-- PROBLEM --
State the number of lines that include the string "BellotiGianni", and write nothing else.

-- RECORDS SHOWN --
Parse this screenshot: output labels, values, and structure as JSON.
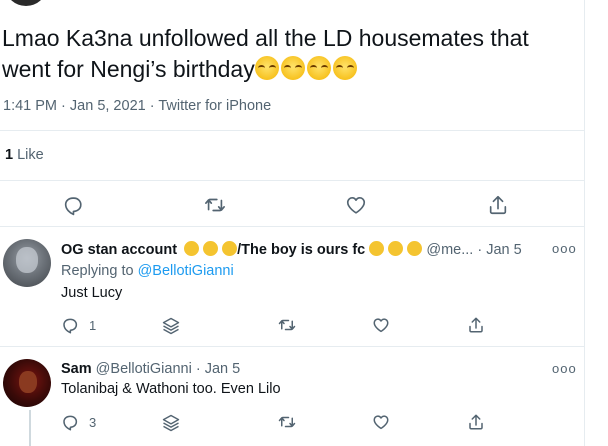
{
  "main_tweet": {
    "text": "Lmao Ka3na unfollowed all the LD housemates that went for Nengi’s birthday",
    "emojis": [
      "face-with-tears-of-joy",
      "face-with-tears-of-joy",
      "face-with-tears-of-joy",
      "face-with-tears-of-joy"
    ],
    "time": "1:41 PM",
    "date": "Jan 5, 2021",
    "source": "Twitter for iPhone",
    "sep": "·",
    "likes_count": "1",
    "likes_label": "Like"
  },
  "actions": [
    "reply-icon",
    "retweet-icon",
    "like-icon",
    "share-icon"
  ],
  "replies": [
    {
      "name": "OG stan account",
      "name_suffix": "/The boy is ours fc",
      "handle": "@me...",
      "sep": "·",
      "date": "Jan 5",
      "replying_prefix": "Replying to",
      "replying_handle": "@BellotiGianni",
      "text": "Just Lucy",
      "reply_count": "1",
      "more": "ooo"
    },
    {
      "name": "Sam",
      "handle": "@BellotiGianni",
      "sep": "·",
      "date": "Jan 5",
      "text": "Tolanibaj & Wathoni too. Even Lilo",
      "reply_count": "3",
      "more": "ooo"
    }
  ],
  "colors": {
    "text": "#0f1419",
    "muted": "#536471",
    "link": "#1d9bf0",
    "border": "#e6ecf0"
  }
}
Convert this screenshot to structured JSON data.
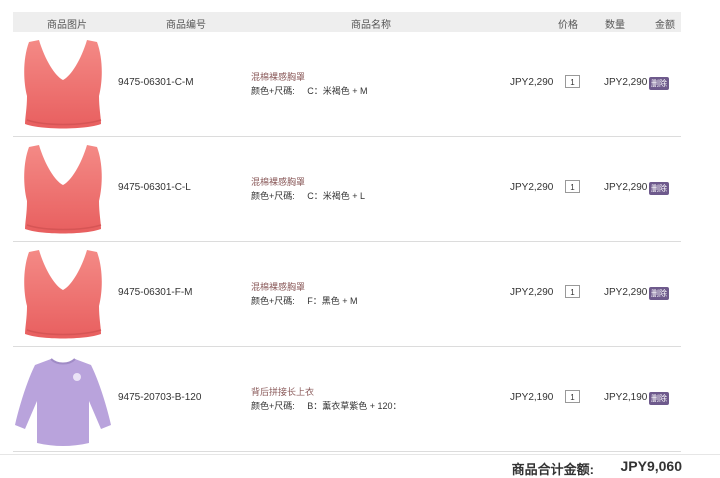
{
  "table": {
    "headers": {
      "image": "商品图片",
      "code": "商品编号",
      "name": "商品名称",
      "price": "价格",
      "qty": "数量",
      "amount": "金额"
    },
    "rows": [
      {
        "image_icon": "pink-bra-image",
        "code": "9475-06301-C-M",
        "name": "混棉裸感胸罩",
        "attr": "颜色+尺碼:     C：米褐色 + M",
        "price": "JPY2,290",
        "qty": "1",
        "amount": "JPY2,290",
        "delete": "删除"
      },
      {
        "image_icon": "pink-bra-image",
        "code": "9475-06301-C-L",
        "name": "混棉裸感胸罩",
        "attr": "颜色+尺碼:     C：米褐色 + L",
        "price": "JPY2,290",
        "qty": "1",
        "amount": "JPY2,290",
        "delete": "删除"
      },
      {
        "image_icon": "pink-bra-image",
        "code": "9475-06301-F-M",
        "name": "混棉裸感胸罩",
        "attr": "颜色+尺碼:     F：黑色 + M",
        "price": "JPY2,290",
        "qty": "1",
        "amount": "JPY2,290",
        "delete": "删除"
      },
      {
        "image_icon": "lavender-top-image",
        "code": "9475-20703-B-120",
        "name": "背后拼接长上衣",
        "attr": "颜色+尺碼:     B：薰衣草紫色 + 120：",
        "price": "JPY2,190",
        "qty": "1",
        "amount": "JPY2,190",
        "delete": "删除"
      }
    ]
  },
  "total": {
    "label": "商品合计金额:",
    "value": "JPY9,060"
  },
  "colors": {
    "bra": "#ee6e6e",
    "top": "#b9a3dc",
    "delete_button": "#6e5a8c",
    "header_bg": "#eeeeee"
  }
}
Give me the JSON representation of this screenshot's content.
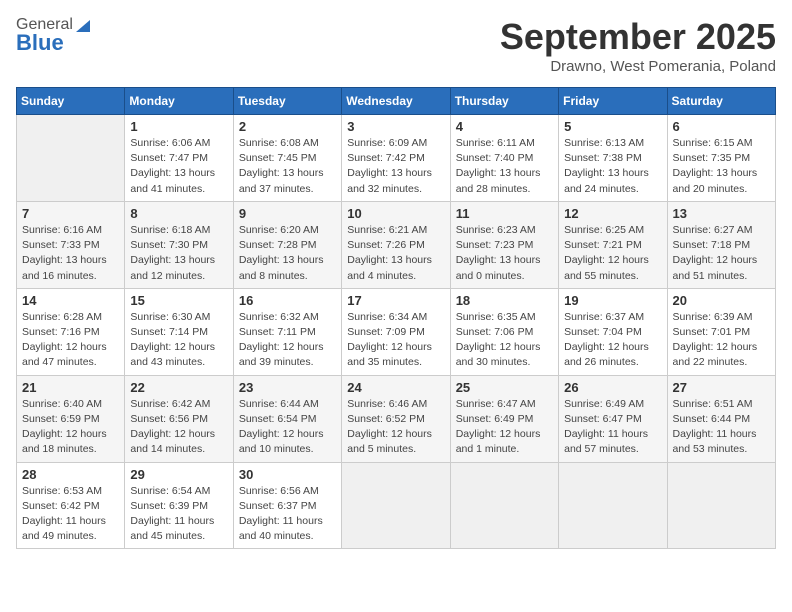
{
  "header": {
    "logo_general": "General",
    "logo_blue": "Blue",
    "month": "September 2025",
    "location": "Drawno, West Pomerania, Poland"
  },
  "weekdays": [
    "Sunday",
    "Monday",
    "Tuesday",
    "Wednesday",
    "Thursday",
    "Friday",
    "Saturday"
  ],
  "weeks": [
    [
      {
        "day": "",
        "info": ""
      },
      {
        "day": "1",
        "info": "Sunrise: 6:06 AM\nSunset: 7:47 PM\nDaylight: 13 hours\nand 41 minutes."
      },
      {
        "day": "2",
        "info": "Sunrise: 6:08 AM\nSunset: 7:45 PM\nDaylight: 13 hours\nand 37 minutes."
      },
      {
        "day": "3",
        "info": "Sunrise: 6:09 AM\nSunset: 7:42 PM\nDaylight: 13 hours\nand 32 minutes."
      },
      {
        "day": "4",
        "info": "Sunrise: 6:11 AM\nSunset: 7:40 PM\nDaylight: 13 hours\nand 28 minutes."
      },
      {
        "day": "5",
        "info": "Sunrise: 6:13 AM\nSunset: 7:38 PM\nDaylight: 13 hours\nand 24 minutes."
      },
      {
        "day": "6",
        "info": "Sunrise: 6:15 AM\nSunset: 7:35 PM\nDaylight: 13 hours\nand 20 minutes."
      }
    ],
    [
      {
        "day": "7",
        "info": "Sunrise: 6:16 AM\nSunset: 7:33 PM\nDaylight: 13 hours\nand 16 minutes."
      },
      {
        "day": "8",
        "info": "Sunrise: 6:18 AM\nSunset: 7:30 PM\nDaylight: 13 hours\nand 12 minutes."
      },
      {
        "day": "9",
        "info": "Sunrise: 6:20 AM\nSunset: 7:28 PM\nDaylight: 13 hours\nand 8 minutes."
      },
      {
        "day": "10",
        "info": "Sunrise: 6:21 AM\nSunset: 7:26 PM\nDaylight: 13 hours\nand 4 minutes."
      },
      {
        "day": "11",
        "info": "Sunrise: 6:23 AM\nSunset: 7:23 PM\nDaylight: 13 hours\nand 0 minutes."
      },
      {
        "day": "12",
        "info": "Sunrise: 6:25 AM\nSunset: 7:21 PM\nDaylight: 12 hours\nand 55 minutes."
      },
      {
        "day": "13",
        "info": "Sunrise: 6:27 AM\nSunset: 7:18 PM\nDaylight: 12 hours\nand 51 minutes."
      }
    ],
    [
      {
        "day": "14",
        "info": "Sunrise: 6:28 AM\nSunset: 7:16 PM\nDaylight: 12 hours\nand 47 minutes."
      },
      {
        "day": "15",
        "info": "Sunrise: 6:30 AM\nSunset: 7:14 PM\nDaylight: 12 hours\nand 43 minutes."
      },
      {
        "day": "16",
        "info": "Sunrise: 6:32 AM\nSunset: 7:11 PM\nDaylight: 12 hours\nand 39 minutes."
      },
      {
        "day": "17",
        "info": "Sunrise: 6:34 AM\nSunset: 7:09 PM\nDaylight: 12 hours\nand 35 minutes."
      },
      {
        "day": "18",
        "info": "Sunrise: 6:35 AM\nSunset: 7:06 PM\nDaylight: 12 hours\nand 30 minutes."
      },
      {
        "day": "19",
        "info": "Sunrise: 6:37 AM\nSunset: 7:04 PM\nDaylight: 12 hours\nand 26 minutes."
      },
      {
        "day": "20",
        "info": "Sunrise: 6:39 AM\nSunset: 7:01 PM\nDaylight: 12 hours\nand 22 minutes."
      }
    ],
    [
      {
        "day": "21",
        "info": "Sunrise: 6:40 AM\nSunset: 6:59 PM\nDaylight: 12 hours\nand 18 minutes."
      },
      {
        "day": "22",
        "info": "Sunrise: 6:42 AM\nSunset: 6:56 PM\nDaylight: 12 hours\nand 14 minutes."
      },
      {
        "day": "23",
        "info": "Sunrise: 6:44 AM\nSunset: 6:54 PM\nDaylight: 12 hours\nand 10 minutes."
      },
      {
        "day": "24",
        "info": "Sunrise: 6:46 AM\nSunset: 6:52 PM\nDaylight: 12 hours\nand 5 minutes."
      },
      {
        "day": "25",
        "info": "Sunrise: 6:47 AM\nSunset: 6:49 PM\nDaylight: 12 hours\nand 1 minute."
      },
      {
        "day": "26",
        "info": "Sunrise: 6:49 AM\nSunset: 6:47 PM\nDaylight: 11 hours\nand 57 minutes."
      },
      {
        "day": "27",
        "info": "Sunrise: 6:51 AM\nSunset: 6:44 PM\nDaylight: 11 hours\nand 53 minutes."
      }
    ],
    [
      {
        "day": "28",
        "info": "Sunrise: 6:53 AM\nSunset: 6:42 PM\nDaylight: 11 hours\nand 49 minutes."
      },
      {
        "day": "29",
        "info": "Sunrise: 6:54 AM\nSunset: 6:39 PM\nDaylight: 11 hours\nand 45 minutes."
      },
      {
        "day": "30",
        "info": "Sunrise: 6:56 AM\nSunset: 6:37 PM\nDaylight: 11 hours\nand 40 minutes."
      },
      {
        "day": "",
        "info": ""
      },
      {
        "day": "",
        "info": ""
      },
      {
        "day": "",
        "info": ""
      },
      {
        "day": "",
        "info": ""
      }
    ]
  ]
}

-- TASK RESULT --
2